== WRITTEN TASK ==
Repeat the material below exactly, with no pictures.

== DATA FOR THIS EXERCISE ==

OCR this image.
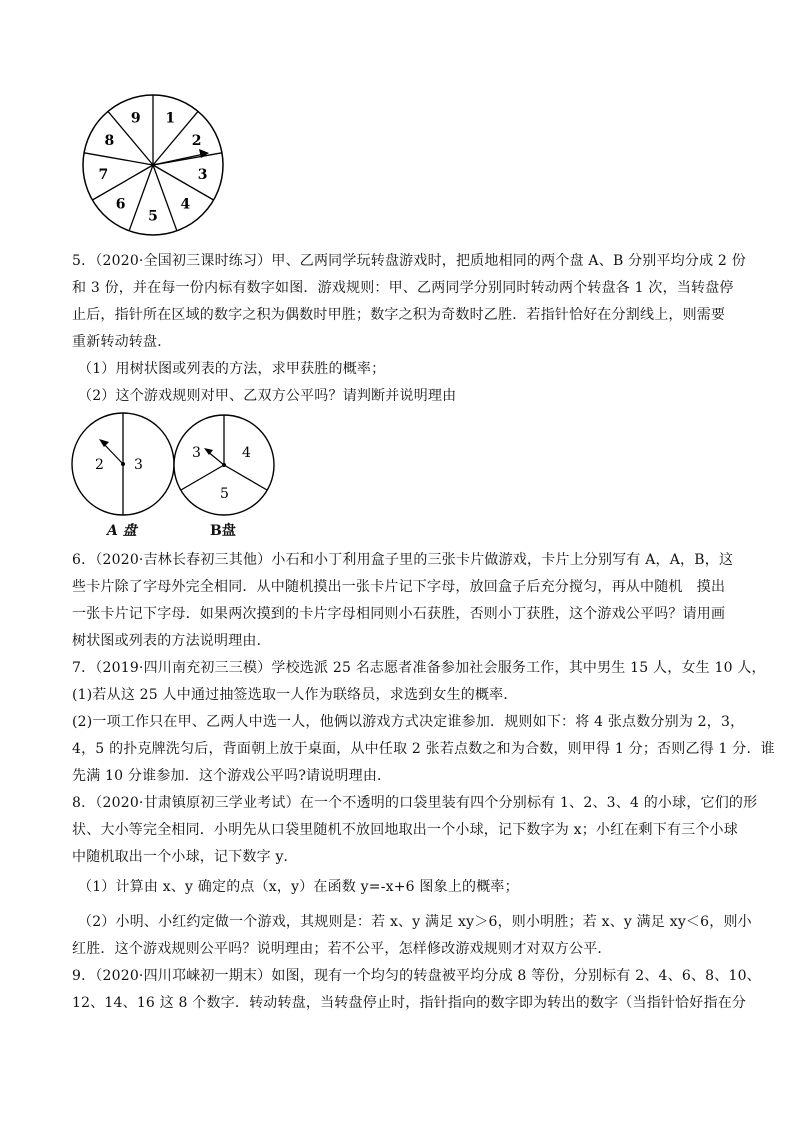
1
2
3
4
5
6
7
8
9
2 3
A 盘
3	4
5
B盘
5．（2020·全国初三课时练习）甲、乙两同学玩转盘游戏时，把质地相同的两个盘 A、B 分别平均分成 2 份
和 3 份，并在每一份内标有数字如图．游戏规则：甲、乙两同学分别同时转动两个转盘各 1 次，当转盘停
止后，指针所在区域的数字之积为偶数时甲胜；数字之积为奇数时乙胜．若指针恰好在分割线上，则需要
重新转动转盘．
（1）用树状图或列表的方法，求甲获胜的概率；
（2）这个游戏规则对甲、乙双方公平吗？请判断并说明理由
6．（2020·吉林长春初三其他）小石和小丁利用盒子里的三张卡片做游戏，卡片上分别写有 A，A，B，这
些卡片除了字母外完全相同．从中随机摸出一张卡片记下字母，放回盒子后充分搅匀，再从中随机　摸出
一张卡片记下字母．如果两次摸到的卡片字母相同则小石获胜，否则小丁获胜，这个游戏公平吗？请用画
树状图或列表的方法说明理由．
7．（2019·四川南充初三三模）学校选派 25 名志愿者准备参加社会服务工作，其中男生 15 人，女生 10 人，
(1)若从这 25 人中通过抽签选取一人作为联络员，求选到女生的概率．
(2)一项工作只在甲、乙两人中选一人，他俩以游戏方式决定谁参加．规则如下：将 4 张点数分别为 2，3，
4，5 的扑克牌洗匀后，背面朝上放于桌面，从中任取 2 张若点数之和为合数，则甲得 1 分；否则乙得 1 分．谁
先满 10 分谁参加．这个游戏公平吗?请说明理由．
8．（2020·甘肃镇原初三学业考试）在一个不透明的口袋里装有四个分别标有 1、2、3、4 的小球，它们的形
状、大小等完全相同．小明先从口袋里随机不放回地取出一个小球，记下数字为 x；小红在剩下有三个小球
中随机取出一个小球，记下数字 y．
（1）计算由 x、y 确定的点（x，y）在函数 y=-x+6 图象上的概率；
（2）小明、小红约定做一个游戏，其规则是：若 x、y 满足 xy＞6，则小明胜；若 x、y 满足 xy＜6，则小
红胜．这个游戏规则公平吗？说明理由；若不公平，怎样修改游戏规则才对双方公平．
9．（2020·四川邛崃初一期末）如图，现有一个均匀的转盘被平均分成 8 等份，分别标有 2、4、6、8、10、
12、14、16 这 8 个数字．转动转盘，当转盘停止时，指针指向的数字即为转出的数字（当指针恰好指在分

== SOLUTION TO THE EXERCISE ==
OCR this image.
1
2
3
4
5
6
7
8
9
2 3
A 盘
3	4
5
B盘
5．（2020·全国初三课时练习）甲、乙两同学玩转盘游戏时，把质地相同的两个盘 A、B 分别平均分成 2 份
和 3 份，并在每一份内标有数字如图．游戏规则：甲、乙两同学分别同时转动两个转盘各 1 次，当转盘停
止后，指针所在区域的数字之积为偶数时甲胜；数字之积为奇数时乙胜．若指针恰好在分割线上，则需要
重新转动转盘．
（1）用树状图或列表的方法，求甲获胜的概率；
（2）这个游戏规则对甲、乙双方公平吗？请判断并说明理由
6．（2020·吉林长春初三其他）小石和小丁利用盒子里的三张卡片做游戏，卡片上分别写有 A，A，B，这
些卡片除了字母外完全相同．从中随机摸出一张卡片记下字母，放回盒子后充分搅匀，再从中随机　摸出
一张卡片记下字母．如果两次摸到的卡片字母相同则小石获胜，否则小丁获胜，这个游戏公平吗？请用画
树状图或列表的方法说明理由．
7．（2019·四川南充初三三模）学校选派 25 名志愿者准备参加社会服务工作，其中男生 15 人，女生 10 人，
(1)若从这 25 人中通过抽签选取一人作为联络员，求选到女生的概率．
(2)一项工作只在甲、乙两人中选一人，他俩以游戏方式决定谁参加．规则如下：将 4 张点数分别为 2，3，
4，5 的扑克牌洗匀后，背面朝上放于桌面，从中任取 2 张若点数之和为合数，则甲得 1 分；否则乙得 1 分．谁
先满 10 分谁参加．这个游戏公平吗?请说明理由．
8．（2020·甘肃镇原初三学业考试）在一个不透明的口袋里装有四个分别标有 1、2、3、4 的小球，它们的形
状、大小等完全相同．小明先从口袋里随机不放回地取出一个小球，记下数字为 x；小红在剩下有三个小球
中随机取出一个小球，记下数字 y．
（1）计算由 x、y 确定的点（x，y）在函数 y=-x+6 图象上的概率；
（2）小明、小红约定做一个游戏，其规则是：若 x、y 满足 xy＞6，则小明胜；若 x、y 满足 xy＜6，则小
红胜．这个游戏规则公平吗？说明理由；若不公平，怎样修改游戏规则才对双方公平．
9．（2020·四川邛崃初一期末）如图，现有一个均匀的转盘被平均分成 8 等份，分别标有 2、4、6、8、10、
12、14、16 这 8 个数字．转动转盘，当转盘停止时，指针指向的数字即为转出的数字（当指针恰好指在分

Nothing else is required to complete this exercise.